(Stated problem) Without omitting anything, retype the data that follows.

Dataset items

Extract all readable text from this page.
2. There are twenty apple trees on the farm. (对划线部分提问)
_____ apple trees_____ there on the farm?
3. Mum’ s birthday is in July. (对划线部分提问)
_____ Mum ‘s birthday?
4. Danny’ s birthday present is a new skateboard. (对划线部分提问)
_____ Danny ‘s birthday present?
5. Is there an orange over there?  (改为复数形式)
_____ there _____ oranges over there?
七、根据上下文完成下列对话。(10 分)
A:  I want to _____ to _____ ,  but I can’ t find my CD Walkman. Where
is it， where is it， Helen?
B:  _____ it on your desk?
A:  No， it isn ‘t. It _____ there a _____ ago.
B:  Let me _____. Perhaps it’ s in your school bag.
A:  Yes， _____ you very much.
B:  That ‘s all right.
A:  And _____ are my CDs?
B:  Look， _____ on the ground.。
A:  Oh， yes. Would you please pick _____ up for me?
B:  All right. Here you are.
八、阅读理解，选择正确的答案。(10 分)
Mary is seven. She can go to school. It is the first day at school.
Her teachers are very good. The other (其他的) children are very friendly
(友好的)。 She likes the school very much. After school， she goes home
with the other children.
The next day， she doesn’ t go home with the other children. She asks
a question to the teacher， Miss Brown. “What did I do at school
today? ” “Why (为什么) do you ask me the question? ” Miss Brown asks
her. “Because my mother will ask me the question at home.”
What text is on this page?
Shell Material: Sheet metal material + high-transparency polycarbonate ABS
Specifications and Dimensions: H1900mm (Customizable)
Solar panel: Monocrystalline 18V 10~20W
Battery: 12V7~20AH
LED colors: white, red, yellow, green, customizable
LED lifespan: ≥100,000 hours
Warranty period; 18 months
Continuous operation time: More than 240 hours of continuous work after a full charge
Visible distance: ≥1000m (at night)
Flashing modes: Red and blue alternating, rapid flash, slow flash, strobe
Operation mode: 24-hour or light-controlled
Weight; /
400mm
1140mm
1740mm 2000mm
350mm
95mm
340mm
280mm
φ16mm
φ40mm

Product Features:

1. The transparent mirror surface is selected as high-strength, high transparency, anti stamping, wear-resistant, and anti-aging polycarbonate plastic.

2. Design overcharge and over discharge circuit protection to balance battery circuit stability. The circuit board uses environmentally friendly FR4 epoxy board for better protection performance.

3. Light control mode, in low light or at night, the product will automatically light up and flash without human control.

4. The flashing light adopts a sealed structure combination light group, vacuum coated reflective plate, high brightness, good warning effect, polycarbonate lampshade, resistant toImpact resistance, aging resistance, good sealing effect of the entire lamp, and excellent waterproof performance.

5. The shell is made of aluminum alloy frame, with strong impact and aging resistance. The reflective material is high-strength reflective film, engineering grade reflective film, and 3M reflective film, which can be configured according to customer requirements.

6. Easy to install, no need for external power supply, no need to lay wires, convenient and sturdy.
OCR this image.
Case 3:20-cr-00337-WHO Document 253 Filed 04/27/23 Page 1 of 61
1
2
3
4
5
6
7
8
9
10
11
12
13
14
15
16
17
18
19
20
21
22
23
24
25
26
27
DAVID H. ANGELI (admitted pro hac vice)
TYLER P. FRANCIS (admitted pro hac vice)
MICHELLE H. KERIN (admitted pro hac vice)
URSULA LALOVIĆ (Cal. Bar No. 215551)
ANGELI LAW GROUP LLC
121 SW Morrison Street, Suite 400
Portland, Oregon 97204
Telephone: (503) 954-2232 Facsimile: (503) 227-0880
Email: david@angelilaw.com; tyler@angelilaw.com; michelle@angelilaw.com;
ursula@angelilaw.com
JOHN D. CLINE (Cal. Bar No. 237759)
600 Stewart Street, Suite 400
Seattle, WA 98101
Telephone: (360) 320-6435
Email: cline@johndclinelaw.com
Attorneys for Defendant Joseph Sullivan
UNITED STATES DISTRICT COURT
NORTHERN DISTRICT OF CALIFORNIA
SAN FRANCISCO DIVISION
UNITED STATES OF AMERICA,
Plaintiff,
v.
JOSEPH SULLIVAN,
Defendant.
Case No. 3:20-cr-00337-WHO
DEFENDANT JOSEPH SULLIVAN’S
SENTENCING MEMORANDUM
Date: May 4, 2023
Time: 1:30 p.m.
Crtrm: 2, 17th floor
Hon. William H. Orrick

(Task output)
Extract all readable text from this page.
2. There are twenty apple trees on the farm. (对划线部分提问)
_____ apple trees_____ there on the farm?
3. Mum’ s birthday is in July. (对划线部分提问)
_____ Mum ‘s birthday?
4. Danny’ s birthday present is a new skateboard. (对划线部分提问)
_____ Danny ‘s birthday present?
5. Is there an orange over there?  (改为复数形式)
_____ there _____ oranges over there?
七、根据上下文完成下列对话。(10 分)
A:  I want to _____ to _____ ,  but I can’ t find my CD Walkman. Where
is it， where is it， Helen?
B:  _____ it on your desk?
A:  No， it isn ‘t. It _____ there a _____ ago.
B:  Let me _____. Perhaps it’ s in your school bag.
A:  Yes， _____ you very much.
B:  That ‘s all right.
A:  And _____ are my CDs?
B:  Look， _____ on the ground.。
A:  Oh， yes. Would you please pick _____ up for me?
B:  All right. Here you are.
八、阅读理解，选择正确的答案。(10 分)
Mary is seven. She can go to school. It is the first day at school.
Her teachers are very good. The other (其他的) children are very friendly
(友好的)。 She likes the school very much. After school， she goes home
with the other children.
The next day， she doesn’ t go home with the other children. She asks
a question to the teacher， Miss Brown. “What did I do at school
today? ” “Why (为什么) do you ask me the question? ” Miss Brown asks
her. “Because my mother will ask me the question at home.”
What text is on this page?
Shell Material: Sheet metal material + high-transparency polycarbonate ABS
Specifications and Dimensions: H1900mm (Customizable)
Solar panel: Monocrystalline 18V 10~20W
Battery: 12V7~20AH
LED colors: white, red, yellow, green, customizable
LED lifespan: ≥100,000 hours
Warranty period; 18 months
Continuous operation time: More than 240 hours of continuous work after a full charge
Visible distance: ≥1000m (at night)
Flashing modes: Red and blue alternating, rapid flash, slow flash, strobe
Operation mode: 24-hour or light-controlled
Weight; /
400mm
1140mm
1740mm 2000mm
350mm
95mm
340mm
280mm
φ16mm
φ40mm

Product Features:

1. The transparent mirror surface is selected as high-strength, high transparency, anti stamping, wear-resistant, and anti-aging polycarbonate plastic.

2. Design overcharge and over discharge circuit protection to balance battery circuit stability. The circuit board uses environmentally friendly FR4 epoxy board for better protection performance.

3. Light control mode, in low light or at night, the product will automatically light up and flash without human control.

4. The flashing light adopts a sealed structure combination light group, vacuum coated reflective plate, high brightness, good warning effect, polycarbonate lampshade, resistant toImpact resistance, aging resistance, good sealing effect of the entire lamp, and excellent waterproof performance.

5. The shell is made of aluminum alloy frame, with strong impact and aging resistance. The reflective material is high-strength reflective film, engineering grade reflective film, and 3M reflective film, which can be configured according to customer requirements.

6. Easy to install, no need for external power supply, no need to lay wires, convenient and sturdy.
OCR this image.
Case 3:20-cr-00337-WHO Document 253 Filed 04/27/23 Page 1 of 61
1
2
3
4
5
6
7
8
9
10
11
12
13
14
15
16
17
18
19
20
21
22
23
24
25
26
27
DAVID H. ANGELI (admitted pro hac vice)
TYLER P. FRANCIS (admitted pro hac vice)
MICHELLE H. KERIN (admitted pro hac vice)
URSULA LALOVIĆ (Cal. Bar No. 215551)
ANGELI LAW GROUP LLC
121 SW Morrison Street, Suite 400
Portland, Oregon 97204
Telephone: (503) 954-2232 Facsimile: (503) 227-0880
Email: david@angelilaw.com; tyler@angelilaw.com; michelle@angelilaw.com;
ursula@angelilaw.com
JOHN D. CLINE (Cal. Bar No. 237759)
600 Stewart Street, Suite 400
Seattle, WA 98101
Telephone: (360) 320-6435
Email: cline@johndclinelaw.com
Attorneys for Defendant Joseph Sullivan
UNITED STATES DISTRICT COURT
NORTHERN DISTRICT OF CALIFORNIA
SAN FRANCISCO DIVISION
UNITED STATES OF AMERICA,
Plaintiff,
v.
JOSEPH SULLIVAN,
Defendant.
Case No. 3:20-cr-00337-WHO
DEFENDANT JOSEPH SULLIVAN’S
SENTENCING MEMORANDUM
Date: May 4, 2023
Time: 1:30 p.m.
Crtrm: 2, 17th floor
Hon. William H. Orrick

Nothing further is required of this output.